--- Begin ---

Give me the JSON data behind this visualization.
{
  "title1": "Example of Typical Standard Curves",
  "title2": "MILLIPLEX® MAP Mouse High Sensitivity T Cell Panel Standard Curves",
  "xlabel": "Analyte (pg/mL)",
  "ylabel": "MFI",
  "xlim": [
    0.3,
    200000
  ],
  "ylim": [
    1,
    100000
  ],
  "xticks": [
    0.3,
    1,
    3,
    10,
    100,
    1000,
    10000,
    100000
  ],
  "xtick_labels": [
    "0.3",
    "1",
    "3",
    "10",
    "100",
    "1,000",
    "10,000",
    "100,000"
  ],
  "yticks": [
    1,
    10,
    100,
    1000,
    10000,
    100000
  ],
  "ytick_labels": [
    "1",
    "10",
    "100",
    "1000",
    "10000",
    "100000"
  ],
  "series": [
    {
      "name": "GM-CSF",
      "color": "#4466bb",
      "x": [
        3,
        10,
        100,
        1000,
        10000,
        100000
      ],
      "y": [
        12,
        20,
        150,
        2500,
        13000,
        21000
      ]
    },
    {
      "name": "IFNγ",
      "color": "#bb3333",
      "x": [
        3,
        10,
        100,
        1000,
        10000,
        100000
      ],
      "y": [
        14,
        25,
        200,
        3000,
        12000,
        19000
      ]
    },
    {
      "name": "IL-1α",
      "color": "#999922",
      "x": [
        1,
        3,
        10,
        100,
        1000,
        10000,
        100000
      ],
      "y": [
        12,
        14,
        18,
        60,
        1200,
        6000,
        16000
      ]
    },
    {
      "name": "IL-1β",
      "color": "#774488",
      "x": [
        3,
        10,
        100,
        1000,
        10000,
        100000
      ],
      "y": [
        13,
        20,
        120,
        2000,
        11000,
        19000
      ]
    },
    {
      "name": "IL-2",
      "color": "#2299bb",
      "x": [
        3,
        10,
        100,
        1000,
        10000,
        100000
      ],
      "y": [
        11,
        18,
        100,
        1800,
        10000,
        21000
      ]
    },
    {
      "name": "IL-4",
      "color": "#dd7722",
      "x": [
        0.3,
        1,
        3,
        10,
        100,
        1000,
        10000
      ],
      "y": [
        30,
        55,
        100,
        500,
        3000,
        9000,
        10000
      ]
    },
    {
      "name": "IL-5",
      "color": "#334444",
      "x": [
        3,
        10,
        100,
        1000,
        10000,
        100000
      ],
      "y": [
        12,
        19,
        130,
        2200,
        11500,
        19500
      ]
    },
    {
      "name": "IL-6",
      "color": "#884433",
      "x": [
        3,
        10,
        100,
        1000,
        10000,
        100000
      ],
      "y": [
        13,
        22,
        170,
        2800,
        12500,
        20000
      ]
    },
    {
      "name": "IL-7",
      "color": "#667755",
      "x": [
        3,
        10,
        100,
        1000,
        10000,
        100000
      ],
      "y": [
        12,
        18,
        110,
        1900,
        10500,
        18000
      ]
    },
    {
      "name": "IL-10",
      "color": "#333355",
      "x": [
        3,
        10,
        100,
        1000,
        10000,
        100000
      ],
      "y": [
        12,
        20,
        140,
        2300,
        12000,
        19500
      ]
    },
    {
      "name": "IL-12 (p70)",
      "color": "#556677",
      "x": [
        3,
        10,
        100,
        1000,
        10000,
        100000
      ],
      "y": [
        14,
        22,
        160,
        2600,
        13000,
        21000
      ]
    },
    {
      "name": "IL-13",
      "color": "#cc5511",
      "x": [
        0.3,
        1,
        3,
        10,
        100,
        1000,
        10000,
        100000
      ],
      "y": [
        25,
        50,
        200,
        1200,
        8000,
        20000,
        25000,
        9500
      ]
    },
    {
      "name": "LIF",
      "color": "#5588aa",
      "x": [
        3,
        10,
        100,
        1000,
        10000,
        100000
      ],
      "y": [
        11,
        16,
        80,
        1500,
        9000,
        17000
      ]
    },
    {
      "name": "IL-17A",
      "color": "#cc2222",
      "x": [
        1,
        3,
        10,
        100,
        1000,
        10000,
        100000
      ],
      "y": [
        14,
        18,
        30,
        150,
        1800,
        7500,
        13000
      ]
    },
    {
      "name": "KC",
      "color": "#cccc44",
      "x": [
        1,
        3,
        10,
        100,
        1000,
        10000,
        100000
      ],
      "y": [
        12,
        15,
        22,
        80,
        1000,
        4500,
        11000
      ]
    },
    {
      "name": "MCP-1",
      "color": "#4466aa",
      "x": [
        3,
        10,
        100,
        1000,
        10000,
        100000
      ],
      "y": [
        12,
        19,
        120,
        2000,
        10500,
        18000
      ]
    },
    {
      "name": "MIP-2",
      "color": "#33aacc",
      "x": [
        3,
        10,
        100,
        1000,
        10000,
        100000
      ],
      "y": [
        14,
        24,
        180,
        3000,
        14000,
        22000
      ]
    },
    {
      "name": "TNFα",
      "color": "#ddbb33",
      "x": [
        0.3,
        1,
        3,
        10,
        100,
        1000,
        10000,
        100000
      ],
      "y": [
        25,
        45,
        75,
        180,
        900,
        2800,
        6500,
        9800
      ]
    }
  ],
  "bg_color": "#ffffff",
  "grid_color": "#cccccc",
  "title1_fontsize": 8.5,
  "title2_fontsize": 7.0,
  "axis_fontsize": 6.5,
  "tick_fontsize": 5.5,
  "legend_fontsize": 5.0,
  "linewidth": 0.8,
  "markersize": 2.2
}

--- End ---

• [Given exercise]
Print the whole listing exactly as it is.

• [Response below]
Give me the JSON data behind this visualization.
{
  "title1": "Example of Typical Standard Curves",
  "title2": "MILLIPLEX® MAP Mouse High Sensitivity T Cell Panel Standard Curves",
  "xlabel": "Analyte (pg/mL)",
  "ylabel": "MFI",
  "xlim": [
    0.3,
    200000
  ],
  "ylim": [
    1,
    100000
  ],
  "xticks": [
    0.3,
    1,
    3,
    10,
    100,
    1000,
    10000,
    100000
  ],
  "xtick_labels": [
    "0.3",
    "1",
    "3",
    "10",
    "100",
    "1,000",
    "10,000",
    "100,000"
  ],
  "yticks": [
    1,
    10,
    100,
    1000,
    10000,
    100000
  ],
  "ytick_labels": [
    "1",
    "10",
    "100",
    "1000",
    "10000",
    "100000"
  ],
  "series": [
    {
      "name": "GM-CSF",
      "color": "#4466bb",
      "x": [
        3,
        10,
        100,
        1000,
        10000,
        100000
      ],
      "y": [
        12,
        20,
        150,
        2500,
        13000,
        21000
      ]
    },
    {
      "name": "IFNγ",
      "color": "#bb3333",
      "x": [
        3,
        10,
        100,
        1000,
        10000,
        100000
      ],
      "y": [
        14,
        25,
        200,
        3000,
        12000,
        19000
      ]
    },
    {
      "name": "IL-1α",
      "color": "#999922",
      "x": [
        1,
        3,
        10,
        100,
        1000,
        10000,
        100000
      ],
      "y": [
        12,
        14,
        18,
        60,
        1200,
        6000,
        16000
      ]
    },
    {
      "name": "IL-1β",
      "color": "#774488",
      "x": [
        3,
        10,
        100,
        1000,
        10000,
        100000
      ],
      "y": [
        13,
        20,
        120,
        2000,
        11000,
        19000
      ]
    },
    {
      "name": "IL-2",
      "color": "#2299bb",
      "x": [
        3,
        10,
        100,
        1000,
        10000,
        100000
      ],
      "y": [
        11,
        18,
        100,
        1800,
        10000,
        21000
      ]
    },
    {
      "name": "IL-4",
      "color": "#dd7722",
      "x": [
        0.3,
        1,
        3,
        10,
        100,
        1000,
        10000
      ],
      "y": [
        30,
        55,
        100,
        500,
        3000,
        9000,
        10000
      ]
    },
    {
      "name": "IL-5",
      "color": "#334444",
      "x": [
        3,
        10,
        100,
        1000,
        10000,
        100000
      ],
      "y": [
        12,
        19,
        130,
        2200,
        11500,
        19500
      ]
    },
    {
      "name": "IL-6",
      "color": "#884433",
      "x": [
        3,
        10,
        100,
        1000,
        10000,
        100000
      ],
      "y": [
        13,
        22,
        170,
        2800,
        12500,
        20000
      ]
    },
    {
      "name": "IL-7",
      "color": "#667755",
      "x": [
        3,
        10,
        100,
        1000,
        10000,
        100000
      ],
      "y": [
        12,
        18,
        110,
        1900,
        10500,
        18000
      ]
    },
    {
      "name": "IL-10",
      "color": "#333355",
      "x": [
        3,
        10,
        100,
        1000,
        10000,
        100000
      ],
      "y": [
        12,
        20,
        140,
        2300,
        12000,
        19500
      ]
    },
    {
      "name": "IL-12 (p70)",
      "color": "#556677",
      "x": [
        3,
        10,
        100,
        1000,
        10000,
        100000
      ],
      "y": [
        14,
        22,
        160,
        2600,
        13000,
        21000
      ]
    },
    {
      "name": "IL-13",
      "color": "#cc5511",
      "x": [
        0.3,
        1,
        3,
        10,
        100,
        1000,
        10000,
        100000
      ],
      "y": [
        25,
        50,
        200,
        1200,
        8000,
        20000,
        25000,
        9500
      ]
    },
    {
      "name": "LIF",
      "color": "#5588aa",
      "x": [
        3,
        10,
        100,
        1000,
        10000,
        100000
      ],
      "y": [
        11,
        16,
        80,
        1500,
        9000,
        17000
      ]
    },
    {
      "name": "IL-17A",
      "color": "#cc2222",
      "x": [
        1,
        3,
        10,
        100,
        1000,
        10000,
        100000
      ],
      "y": [
        14,
        18,
        30,
        150,
        1800,
        7500,
        13000
      ]
    },
    {
      "name": "KC",
      "color": "#cccc44",
      "x": [
        1,
        3,
        10,
        100,
        1000,
        10000,
        100000
      ],
      "y": [
        12,
        15,
        22,
        80,
        1000,
        4500,
        11000
      ]
    },
    {
      "name": "MCP-1",
      "color": "#4466aa",
      "x": [
        3,
        10,
        100,
        1000,
        10000,
        100000
      ],
      "y": [
        12,
        19,
        120,
        2000,
        10500,
        18000
      ]
    },
    {
      "name": "MIP-2",
      "color": "#33aacc",
      "x": [
        3,
        10,
        100,
        1000,
        10000,
        100000
      ],
      "y": [
        14,
        24,
        180,
        3000,
        14000,
        22000
      ]
    },
    {
      "name": "TNFα",
      "color": "#ddbb33",
      "x": [
        0.3,
        1,
        3,
        10,
        100,
        1000,
        10000,
        100000
      ],
      "y": [
        25,
        45,
        75,
        180,
        900,
        2800,
        6500,
        9800
      ]
    }
  ],
  "bg_color": "#ffffff",
  "grid_color": "#cccccc",
  "title1_fontsize": 8.5,
  "title2_fontsize": 7.0,
  "axis_fontsize": 6.5,
  "tick_fontsize": 5.5,
  "legend_fontsize": 5.0,
  "linewidth": 0.8,
  "markersize": 2.2
}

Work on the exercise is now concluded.